▸ **PROBLEM DETAILS**
Which entries below contain the string "recommended"? Return every line that holds it, treating uppercase and lowercase as different.

[Layout region records]

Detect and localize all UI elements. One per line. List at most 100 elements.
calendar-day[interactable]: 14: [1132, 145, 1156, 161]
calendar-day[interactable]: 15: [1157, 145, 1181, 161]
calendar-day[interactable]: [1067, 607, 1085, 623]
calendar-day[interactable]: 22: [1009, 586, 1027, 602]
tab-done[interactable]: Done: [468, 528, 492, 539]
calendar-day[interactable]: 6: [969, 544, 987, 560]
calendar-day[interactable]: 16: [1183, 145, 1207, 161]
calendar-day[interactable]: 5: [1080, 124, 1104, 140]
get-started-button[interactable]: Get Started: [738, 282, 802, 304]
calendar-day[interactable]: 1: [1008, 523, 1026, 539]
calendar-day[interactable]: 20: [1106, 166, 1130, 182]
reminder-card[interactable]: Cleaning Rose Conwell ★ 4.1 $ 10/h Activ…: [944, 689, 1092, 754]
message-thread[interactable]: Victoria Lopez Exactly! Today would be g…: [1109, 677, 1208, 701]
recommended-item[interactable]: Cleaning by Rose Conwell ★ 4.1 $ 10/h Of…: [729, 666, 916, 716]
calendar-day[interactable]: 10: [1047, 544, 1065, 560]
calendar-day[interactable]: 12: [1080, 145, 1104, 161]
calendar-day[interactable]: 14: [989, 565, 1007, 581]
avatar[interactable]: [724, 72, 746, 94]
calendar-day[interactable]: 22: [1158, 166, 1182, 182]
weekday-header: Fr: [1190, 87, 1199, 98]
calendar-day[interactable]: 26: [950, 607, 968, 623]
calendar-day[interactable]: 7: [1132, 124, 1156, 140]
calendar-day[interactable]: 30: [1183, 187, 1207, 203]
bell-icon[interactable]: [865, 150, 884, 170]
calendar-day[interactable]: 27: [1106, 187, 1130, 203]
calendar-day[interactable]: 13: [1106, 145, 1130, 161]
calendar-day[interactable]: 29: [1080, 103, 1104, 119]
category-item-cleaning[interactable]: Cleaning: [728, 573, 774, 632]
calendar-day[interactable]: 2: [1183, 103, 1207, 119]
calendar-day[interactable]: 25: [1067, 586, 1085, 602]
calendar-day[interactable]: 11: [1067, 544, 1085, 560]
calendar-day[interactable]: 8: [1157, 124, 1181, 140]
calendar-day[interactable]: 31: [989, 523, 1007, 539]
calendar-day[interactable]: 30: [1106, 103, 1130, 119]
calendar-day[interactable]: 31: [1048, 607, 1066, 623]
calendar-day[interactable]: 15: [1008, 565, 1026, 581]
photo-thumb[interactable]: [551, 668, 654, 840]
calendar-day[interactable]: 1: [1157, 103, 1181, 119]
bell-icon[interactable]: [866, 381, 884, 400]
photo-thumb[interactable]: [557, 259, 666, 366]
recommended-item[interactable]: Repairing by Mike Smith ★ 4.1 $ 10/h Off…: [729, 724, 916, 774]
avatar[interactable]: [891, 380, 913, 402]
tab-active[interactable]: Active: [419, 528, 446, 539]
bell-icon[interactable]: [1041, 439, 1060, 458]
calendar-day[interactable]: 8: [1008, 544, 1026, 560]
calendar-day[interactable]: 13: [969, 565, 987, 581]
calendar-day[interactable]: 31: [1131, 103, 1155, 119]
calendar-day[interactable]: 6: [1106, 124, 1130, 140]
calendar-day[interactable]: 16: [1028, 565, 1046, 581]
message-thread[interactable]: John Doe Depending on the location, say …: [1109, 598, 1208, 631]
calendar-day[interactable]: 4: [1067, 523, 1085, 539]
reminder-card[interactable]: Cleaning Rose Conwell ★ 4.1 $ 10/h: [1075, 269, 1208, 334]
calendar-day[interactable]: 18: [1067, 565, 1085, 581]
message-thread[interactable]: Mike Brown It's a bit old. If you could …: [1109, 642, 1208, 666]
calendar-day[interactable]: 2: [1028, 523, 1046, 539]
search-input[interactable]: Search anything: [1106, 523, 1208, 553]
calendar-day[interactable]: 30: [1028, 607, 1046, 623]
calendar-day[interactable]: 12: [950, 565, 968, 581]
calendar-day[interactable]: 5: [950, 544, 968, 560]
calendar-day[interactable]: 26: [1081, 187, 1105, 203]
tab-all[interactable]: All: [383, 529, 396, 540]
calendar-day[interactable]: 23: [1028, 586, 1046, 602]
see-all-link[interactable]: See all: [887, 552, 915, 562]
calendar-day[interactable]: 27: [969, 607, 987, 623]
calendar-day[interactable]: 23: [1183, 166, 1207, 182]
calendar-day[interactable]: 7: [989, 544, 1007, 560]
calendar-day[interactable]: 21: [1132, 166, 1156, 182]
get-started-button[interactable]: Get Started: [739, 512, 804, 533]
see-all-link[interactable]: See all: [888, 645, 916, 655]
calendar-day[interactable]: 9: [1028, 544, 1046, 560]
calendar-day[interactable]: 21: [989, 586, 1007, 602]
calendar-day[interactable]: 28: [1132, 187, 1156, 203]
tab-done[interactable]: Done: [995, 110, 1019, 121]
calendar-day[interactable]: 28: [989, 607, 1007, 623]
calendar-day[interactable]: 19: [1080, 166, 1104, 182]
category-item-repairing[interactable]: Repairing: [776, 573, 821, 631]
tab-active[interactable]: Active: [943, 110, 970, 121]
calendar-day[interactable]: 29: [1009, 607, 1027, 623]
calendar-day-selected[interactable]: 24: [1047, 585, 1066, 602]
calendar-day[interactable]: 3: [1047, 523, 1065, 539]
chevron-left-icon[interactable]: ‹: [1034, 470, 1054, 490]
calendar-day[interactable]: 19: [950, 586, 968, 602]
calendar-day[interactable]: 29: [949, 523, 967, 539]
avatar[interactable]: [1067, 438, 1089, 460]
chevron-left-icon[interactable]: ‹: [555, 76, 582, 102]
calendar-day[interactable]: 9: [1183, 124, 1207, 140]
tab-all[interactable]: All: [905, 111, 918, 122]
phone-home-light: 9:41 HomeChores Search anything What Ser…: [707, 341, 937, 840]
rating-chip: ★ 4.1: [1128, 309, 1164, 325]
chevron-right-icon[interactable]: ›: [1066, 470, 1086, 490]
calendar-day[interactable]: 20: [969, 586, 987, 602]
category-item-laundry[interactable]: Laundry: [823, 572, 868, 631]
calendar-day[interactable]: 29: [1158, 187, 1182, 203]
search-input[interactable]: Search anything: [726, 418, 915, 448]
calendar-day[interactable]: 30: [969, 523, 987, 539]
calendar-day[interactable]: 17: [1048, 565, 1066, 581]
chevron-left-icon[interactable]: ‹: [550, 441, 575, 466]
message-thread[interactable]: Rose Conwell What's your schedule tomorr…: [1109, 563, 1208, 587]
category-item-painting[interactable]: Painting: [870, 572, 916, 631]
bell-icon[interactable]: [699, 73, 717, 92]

▸ **SOLUTION FOR THIS PROBLEM**
recommended-item[interactable]: Cleaning by Rose Conwell ★ 4.1 $ 10/h Of…: [729, 666, 916, 716]
recommended-item[interactable]: Repairing by Mike Smith ★ 4.1 $ 10/h Off…: [729, 724, 916, 774]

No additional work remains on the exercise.